Copy out each line below that has the word "title" in it.

| Records shown |

** Begin **

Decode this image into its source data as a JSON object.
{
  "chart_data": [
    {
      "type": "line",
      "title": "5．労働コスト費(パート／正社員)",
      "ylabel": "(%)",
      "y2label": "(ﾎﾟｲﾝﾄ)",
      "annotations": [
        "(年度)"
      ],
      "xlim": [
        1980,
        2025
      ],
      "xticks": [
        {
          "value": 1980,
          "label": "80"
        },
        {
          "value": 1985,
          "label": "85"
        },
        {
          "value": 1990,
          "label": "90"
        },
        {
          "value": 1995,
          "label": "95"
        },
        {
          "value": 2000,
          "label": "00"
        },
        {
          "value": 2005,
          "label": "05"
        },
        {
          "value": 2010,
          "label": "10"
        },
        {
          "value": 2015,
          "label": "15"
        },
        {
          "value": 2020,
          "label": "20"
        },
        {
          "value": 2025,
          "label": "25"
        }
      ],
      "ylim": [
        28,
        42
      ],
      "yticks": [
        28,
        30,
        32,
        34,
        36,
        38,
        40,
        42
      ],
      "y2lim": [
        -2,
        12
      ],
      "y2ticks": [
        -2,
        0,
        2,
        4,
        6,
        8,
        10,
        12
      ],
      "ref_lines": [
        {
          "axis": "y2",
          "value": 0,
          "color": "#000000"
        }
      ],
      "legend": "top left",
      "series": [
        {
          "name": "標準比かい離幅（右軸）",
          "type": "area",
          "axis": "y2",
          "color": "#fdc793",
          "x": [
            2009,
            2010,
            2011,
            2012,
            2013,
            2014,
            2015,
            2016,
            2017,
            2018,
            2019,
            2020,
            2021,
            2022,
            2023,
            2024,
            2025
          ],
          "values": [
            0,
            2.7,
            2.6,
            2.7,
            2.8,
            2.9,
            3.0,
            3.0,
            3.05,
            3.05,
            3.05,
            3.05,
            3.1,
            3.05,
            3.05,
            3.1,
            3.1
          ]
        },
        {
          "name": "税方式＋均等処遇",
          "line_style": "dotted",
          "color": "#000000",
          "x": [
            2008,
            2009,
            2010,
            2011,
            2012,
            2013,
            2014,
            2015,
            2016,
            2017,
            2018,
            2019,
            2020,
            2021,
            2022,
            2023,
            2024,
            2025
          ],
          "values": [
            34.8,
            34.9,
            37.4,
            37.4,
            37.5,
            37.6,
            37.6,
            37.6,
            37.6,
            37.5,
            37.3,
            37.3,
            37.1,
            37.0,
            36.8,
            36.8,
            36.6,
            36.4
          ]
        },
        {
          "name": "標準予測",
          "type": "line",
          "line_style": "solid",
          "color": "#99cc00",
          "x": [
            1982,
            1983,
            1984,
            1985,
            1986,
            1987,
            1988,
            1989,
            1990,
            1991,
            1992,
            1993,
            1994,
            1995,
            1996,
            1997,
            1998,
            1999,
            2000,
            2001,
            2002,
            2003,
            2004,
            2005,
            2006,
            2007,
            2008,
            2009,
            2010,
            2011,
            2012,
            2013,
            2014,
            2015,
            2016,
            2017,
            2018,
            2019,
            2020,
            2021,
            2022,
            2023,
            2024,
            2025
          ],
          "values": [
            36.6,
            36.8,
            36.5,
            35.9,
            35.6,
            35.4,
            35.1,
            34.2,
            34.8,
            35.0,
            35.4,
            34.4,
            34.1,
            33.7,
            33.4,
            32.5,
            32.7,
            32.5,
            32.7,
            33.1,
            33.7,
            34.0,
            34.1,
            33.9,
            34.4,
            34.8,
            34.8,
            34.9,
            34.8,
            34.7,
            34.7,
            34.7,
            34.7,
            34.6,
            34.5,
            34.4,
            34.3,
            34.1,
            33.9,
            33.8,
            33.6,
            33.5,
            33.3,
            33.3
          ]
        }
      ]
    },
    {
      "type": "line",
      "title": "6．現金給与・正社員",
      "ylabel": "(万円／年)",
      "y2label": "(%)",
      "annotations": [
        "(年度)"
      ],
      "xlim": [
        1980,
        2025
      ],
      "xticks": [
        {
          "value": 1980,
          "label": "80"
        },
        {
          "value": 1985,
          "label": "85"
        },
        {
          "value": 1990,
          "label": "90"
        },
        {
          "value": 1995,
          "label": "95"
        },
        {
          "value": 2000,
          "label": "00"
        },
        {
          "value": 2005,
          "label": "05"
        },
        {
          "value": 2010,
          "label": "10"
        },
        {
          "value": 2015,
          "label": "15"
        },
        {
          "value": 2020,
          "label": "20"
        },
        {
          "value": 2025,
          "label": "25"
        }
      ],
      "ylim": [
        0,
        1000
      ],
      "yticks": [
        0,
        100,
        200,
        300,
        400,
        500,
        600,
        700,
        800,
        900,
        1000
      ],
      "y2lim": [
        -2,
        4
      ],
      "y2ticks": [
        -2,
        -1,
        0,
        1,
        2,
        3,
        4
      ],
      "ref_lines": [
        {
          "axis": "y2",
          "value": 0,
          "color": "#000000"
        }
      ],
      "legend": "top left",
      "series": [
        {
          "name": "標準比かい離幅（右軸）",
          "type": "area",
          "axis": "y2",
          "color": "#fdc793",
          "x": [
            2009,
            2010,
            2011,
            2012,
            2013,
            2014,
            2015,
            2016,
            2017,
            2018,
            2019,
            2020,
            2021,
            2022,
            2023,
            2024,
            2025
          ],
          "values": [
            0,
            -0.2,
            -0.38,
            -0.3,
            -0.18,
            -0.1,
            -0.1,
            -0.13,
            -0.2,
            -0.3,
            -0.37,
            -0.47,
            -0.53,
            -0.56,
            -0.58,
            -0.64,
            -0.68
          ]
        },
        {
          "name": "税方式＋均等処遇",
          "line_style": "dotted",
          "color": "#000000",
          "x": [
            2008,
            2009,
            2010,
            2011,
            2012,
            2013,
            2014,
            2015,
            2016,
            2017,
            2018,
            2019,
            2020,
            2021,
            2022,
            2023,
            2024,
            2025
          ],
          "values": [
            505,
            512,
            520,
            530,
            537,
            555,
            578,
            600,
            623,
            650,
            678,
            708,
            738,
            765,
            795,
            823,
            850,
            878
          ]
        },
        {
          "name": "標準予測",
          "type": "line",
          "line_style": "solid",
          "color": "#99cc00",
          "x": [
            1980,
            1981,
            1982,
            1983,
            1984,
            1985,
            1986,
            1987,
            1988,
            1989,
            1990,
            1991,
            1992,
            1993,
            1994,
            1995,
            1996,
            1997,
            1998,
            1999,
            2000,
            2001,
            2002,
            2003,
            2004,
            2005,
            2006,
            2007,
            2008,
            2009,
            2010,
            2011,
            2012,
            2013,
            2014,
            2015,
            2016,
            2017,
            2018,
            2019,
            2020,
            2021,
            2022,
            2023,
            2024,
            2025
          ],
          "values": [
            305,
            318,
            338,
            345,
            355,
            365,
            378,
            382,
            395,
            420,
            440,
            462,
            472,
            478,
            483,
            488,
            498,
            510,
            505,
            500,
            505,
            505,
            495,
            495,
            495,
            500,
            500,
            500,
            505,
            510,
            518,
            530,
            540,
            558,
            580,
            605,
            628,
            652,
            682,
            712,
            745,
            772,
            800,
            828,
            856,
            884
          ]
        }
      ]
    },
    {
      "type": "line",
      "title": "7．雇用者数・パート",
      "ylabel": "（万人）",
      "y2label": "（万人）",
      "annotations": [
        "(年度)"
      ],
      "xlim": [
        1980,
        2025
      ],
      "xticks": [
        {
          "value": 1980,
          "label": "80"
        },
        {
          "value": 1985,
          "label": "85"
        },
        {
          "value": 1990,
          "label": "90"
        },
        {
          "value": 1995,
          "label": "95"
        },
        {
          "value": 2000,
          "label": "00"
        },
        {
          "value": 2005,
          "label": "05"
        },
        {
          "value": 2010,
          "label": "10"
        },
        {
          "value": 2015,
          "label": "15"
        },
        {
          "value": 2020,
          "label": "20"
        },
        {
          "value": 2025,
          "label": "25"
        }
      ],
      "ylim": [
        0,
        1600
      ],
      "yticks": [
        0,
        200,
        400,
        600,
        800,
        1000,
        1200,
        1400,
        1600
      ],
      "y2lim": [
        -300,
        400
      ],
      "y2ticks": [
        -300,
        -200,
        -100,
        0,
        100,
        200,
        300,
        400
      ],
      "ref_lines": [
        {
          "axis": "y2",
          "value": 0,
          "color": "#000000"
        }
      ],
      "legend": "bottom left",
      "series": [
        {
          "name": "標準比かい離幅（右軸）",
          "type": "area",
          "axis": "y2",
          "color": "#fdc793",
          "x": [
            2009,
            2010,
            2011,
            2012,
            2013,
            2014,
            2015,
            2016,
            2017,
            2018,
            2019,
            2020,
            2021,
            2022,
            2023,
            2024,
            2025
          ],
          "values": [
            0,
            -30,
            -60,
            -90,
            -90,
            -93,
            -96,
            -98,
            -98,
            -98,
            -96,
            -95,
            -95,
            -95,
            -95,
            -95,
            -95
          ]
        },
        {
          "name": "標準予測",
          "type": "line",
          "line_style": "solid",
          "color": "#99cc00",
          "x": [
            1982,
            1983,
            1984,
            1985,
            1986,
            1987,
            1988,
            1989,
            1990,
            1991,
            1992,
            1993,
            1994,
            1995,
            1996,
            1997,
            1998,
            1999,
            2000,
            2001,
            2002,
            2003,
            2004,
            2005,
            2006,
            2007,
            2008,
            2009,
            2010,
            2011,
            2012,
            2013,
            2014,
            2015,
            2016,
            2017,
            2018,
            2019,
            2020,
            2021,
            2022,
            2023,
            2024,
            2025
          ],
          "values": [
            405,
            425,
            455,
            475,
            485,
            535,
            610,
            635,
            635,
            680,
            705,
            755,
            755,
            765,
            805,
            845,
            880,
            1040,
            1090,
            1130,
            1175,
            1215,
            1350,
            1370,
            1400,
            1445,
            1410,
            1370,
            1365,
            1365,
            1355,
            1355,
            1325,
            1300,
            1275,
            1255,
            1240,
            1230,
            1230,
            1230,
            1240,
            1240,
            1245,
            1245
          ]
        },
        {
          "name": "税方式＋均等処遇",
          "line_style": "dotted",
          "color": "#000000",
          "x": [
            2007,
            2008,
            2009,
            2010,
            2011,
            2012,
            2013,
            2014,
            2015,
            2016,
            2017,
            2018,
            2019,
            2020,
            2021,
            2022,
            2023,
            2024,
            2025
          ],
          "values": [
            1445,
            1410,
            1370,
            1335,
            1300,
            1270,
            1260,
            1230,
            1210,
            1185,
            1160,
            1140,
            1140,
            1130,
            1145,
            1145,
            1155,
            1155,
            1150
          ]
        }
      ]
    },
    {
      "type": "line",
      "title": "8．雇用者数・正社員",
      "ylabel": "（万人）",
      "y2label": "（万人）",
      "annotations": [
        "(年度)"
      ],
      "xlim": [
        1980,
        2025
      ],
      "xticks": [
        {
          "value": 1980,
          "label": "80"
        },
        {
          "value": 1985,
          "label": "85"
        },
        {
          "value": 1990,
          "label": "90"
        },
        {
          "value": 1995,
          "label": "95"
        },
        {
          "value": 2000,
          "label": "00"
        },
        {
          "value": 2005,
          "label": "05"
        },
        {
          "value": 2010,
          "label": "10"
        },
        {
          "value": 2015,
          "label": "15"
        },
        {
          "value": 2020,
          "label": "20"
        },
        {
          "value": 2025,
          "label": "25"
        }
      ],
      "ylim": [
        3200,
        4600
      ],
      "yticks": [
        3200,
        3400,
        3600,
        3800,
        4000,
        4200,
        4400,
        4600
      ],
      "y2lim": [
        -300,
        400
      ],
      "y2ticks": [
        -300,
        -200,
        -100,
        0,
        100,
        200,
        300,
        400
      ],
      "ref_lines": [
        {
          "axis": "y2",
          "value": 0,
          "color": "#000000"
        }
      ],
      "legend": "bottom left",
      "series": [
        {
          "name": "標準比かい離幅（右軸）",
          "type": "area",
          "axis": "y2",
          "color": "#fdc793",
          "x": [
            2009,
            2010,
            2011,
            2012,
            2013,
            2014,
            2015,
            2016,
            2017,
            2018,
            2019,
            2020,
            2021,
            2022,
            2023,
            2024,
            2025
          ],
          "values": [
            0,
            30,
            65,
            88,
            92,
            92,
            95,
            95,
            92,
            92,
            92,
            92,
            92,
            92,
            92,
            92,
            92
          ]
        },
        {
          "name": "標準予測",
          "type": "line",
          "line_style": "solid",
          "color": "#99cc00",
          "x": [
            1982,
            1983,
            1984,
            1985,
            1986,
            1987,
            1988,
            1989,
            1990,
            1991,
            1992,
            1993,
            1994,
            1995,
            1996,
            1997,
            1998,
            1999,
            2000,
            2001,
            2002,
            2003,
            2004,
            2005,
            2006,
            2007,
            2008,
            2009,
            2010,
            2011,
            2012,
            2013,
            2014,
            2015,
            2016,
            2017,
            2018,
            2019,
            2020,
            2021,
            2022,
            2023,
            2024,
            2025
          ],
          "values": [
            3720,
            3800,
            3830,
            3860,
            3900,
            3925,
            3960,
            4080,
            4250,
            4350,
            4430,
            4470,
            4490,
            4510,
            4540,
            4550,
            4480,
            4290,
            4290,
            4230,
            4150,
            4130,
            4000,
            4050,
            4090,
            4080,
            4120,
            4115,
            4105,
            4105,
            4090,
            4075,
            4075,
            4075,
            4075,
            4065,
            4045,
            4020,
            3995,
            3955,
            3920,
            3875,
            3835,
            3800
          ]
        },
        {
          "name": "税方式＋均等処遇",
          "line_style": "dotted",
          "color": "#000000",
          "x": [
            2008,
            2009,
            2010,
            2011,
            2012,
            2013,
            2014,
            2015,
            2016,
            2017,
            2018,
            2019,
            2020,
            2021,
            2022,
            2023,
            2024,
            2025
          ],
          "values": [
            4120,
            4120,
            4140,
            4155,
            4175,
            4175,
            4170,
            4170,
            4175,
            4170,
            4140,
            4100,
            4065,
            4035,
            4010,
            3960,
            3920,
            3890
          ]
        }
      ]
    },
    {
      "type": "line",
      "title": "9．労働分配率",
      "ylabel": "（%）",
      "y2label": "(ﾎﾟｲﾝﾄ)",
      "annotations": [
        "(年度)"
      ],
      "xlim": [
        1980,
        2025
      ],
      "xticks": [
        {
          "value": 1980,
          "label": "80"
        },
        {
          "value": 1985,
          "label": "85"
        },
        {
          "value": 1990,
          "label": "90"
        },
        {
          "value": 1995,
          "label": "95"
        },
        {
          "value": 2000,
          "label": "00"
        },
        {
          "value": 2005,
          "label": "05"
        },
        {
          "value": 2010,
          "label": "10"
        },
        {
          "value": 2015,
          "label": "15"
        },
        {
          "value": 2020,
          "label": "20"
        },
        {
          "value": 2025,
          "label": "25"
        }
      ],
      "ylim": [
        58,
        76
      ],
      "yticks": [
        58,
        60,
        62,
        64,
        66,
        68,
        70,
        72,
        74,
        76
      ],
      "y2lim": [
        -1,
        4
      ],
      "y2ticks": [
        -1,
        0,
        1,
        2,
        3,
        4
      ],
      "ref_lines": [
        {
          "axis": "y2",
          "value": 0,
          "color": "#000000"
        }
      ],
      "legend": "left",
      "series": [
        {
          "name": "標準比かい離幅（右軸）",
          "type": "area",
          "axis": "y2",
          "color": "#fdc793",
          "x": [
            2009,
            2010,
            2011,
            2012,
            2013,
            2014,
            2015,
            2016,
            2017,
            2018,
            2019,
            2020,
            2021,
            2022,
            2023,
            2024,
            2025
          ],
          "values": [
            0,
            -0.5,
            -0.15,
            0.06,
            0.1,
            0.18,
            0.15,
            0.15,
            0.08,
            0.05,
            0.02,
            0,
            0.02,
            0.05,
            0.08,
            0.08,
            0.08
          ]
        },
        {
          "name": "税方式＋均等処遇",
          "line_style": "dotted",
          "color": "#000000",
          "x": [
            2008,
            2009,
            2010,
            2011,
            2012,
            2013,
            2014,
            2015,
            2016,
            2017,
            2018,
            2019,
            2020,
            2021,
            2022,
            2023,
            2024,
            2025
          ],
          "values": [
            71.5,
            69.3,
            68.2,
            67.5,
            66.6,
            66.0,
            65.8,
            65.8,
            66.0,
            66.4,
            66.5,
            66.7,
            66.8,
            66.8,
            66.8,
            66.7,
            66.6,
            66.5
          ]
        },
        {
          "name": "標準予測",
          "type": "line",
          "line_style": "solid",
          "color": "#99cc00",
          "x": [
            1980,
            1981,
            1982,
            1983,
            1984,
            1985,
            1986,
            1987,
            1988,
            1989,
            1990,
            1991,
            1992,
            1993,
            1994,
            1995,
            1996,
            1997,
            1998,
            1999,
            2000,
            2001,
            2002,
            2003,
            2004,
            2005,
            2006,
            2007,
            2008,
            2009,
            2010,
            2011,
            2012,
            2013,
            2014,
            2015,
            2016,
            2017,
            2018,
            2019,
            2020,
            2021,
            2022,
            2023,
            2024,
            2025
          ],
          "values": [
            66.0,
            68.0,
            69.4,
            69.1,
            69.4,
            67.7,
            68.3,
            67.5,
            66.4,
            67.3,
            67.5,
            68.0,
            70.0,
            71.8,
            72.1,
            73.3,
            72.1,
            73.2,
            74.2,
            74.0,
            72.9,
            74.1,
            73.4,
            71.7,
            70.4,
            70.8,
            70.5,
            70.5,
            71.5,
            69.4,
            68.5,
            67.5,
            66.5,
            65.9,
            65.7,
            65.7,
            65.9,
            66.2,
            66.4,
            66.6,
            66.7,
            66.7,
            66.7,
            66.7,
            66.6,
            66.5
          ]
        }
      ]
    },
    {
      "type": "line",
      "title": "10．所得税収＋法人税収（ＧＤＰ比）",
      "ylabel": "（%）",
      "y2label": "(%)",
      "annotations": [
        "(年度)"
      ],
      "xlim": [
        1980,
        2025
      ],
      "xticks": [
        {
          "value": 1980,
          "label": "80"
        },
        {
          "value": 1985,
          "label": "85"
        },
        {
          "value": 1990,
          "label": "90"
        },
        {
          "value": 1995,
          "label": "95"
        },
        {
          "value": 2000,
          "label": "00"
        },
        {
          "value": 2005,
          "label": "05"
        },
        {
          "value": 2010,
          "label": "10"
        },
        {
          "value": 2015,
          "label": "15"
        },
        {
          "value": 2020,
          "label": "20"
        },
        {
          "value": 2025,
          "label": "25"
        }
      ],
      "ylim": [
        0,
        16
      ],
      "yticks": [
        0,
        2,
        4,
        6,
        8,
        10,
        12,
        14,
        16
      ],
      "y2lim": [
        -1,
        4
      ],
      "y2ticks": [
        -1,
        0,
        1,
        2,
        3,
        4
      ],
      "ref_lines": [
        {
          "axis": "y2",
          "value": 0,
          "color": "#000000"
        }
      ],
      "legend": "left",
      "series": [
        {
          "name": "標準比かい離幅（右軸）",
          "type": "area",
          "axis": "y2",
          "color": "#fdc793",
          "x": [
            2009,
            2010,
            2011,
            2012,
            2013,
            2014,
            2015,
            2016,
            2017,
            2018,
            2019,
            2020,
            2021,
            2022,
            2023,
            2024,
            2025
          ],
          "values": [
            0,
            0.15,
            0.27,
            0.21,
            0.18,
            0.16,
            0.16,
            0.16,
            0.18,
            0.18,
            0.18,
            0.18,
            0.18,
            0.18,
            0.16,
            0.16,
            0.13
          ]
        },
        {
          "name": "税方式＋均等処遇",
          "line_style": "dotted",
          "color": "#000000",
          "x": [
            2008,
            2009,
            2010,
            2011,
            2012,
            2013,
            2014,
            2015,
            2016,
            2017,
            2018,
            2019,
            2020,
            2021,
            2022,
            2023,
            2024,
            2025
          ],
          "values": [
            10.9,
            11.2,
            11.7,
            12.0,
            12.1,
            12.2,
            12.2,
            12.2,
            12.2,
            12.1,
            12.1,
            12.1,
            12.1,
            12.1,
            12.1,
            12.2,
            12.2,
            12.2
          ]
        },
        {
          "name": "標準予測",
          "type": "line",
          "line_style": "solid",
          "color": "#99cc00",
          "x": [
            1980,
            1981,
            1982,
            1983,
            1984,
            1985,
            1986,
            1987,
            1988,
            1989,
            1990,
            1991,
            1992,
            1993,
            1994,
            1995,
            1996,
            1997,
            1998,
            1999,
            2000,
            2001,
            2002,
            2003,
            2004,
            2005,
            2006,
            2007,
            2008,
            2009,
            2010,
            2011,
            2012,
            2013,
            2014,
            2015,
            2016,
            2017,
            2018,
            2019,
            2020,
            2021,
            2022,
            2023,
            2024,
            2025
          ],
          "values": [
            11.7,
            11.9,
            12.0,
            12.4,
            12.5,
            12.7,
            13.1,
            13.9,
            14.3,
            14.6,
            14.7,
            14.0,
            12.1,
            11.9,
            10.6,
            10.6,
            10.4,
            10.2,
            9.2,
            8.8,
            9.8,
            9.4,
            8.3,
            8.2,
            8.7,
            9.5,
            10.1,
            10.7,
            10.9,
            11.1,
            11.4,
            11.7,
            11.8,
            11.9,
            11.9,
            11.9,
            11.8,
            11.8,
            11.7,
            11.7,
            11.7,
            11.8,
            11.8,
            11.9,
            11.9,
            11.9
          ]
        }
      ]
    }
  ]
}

** End **

| Expected output |
      "title": "5．労働コスト費(パート／正社員)",
      "title": "6．現金給与・正社員",
      "title": "7．雇用者数・パート",
      "title": "8．雇用者数・正社員",
      "title": "9．労働分配率",
      "title": "10．所得税収＋法人税収（ＧＤＰ比）",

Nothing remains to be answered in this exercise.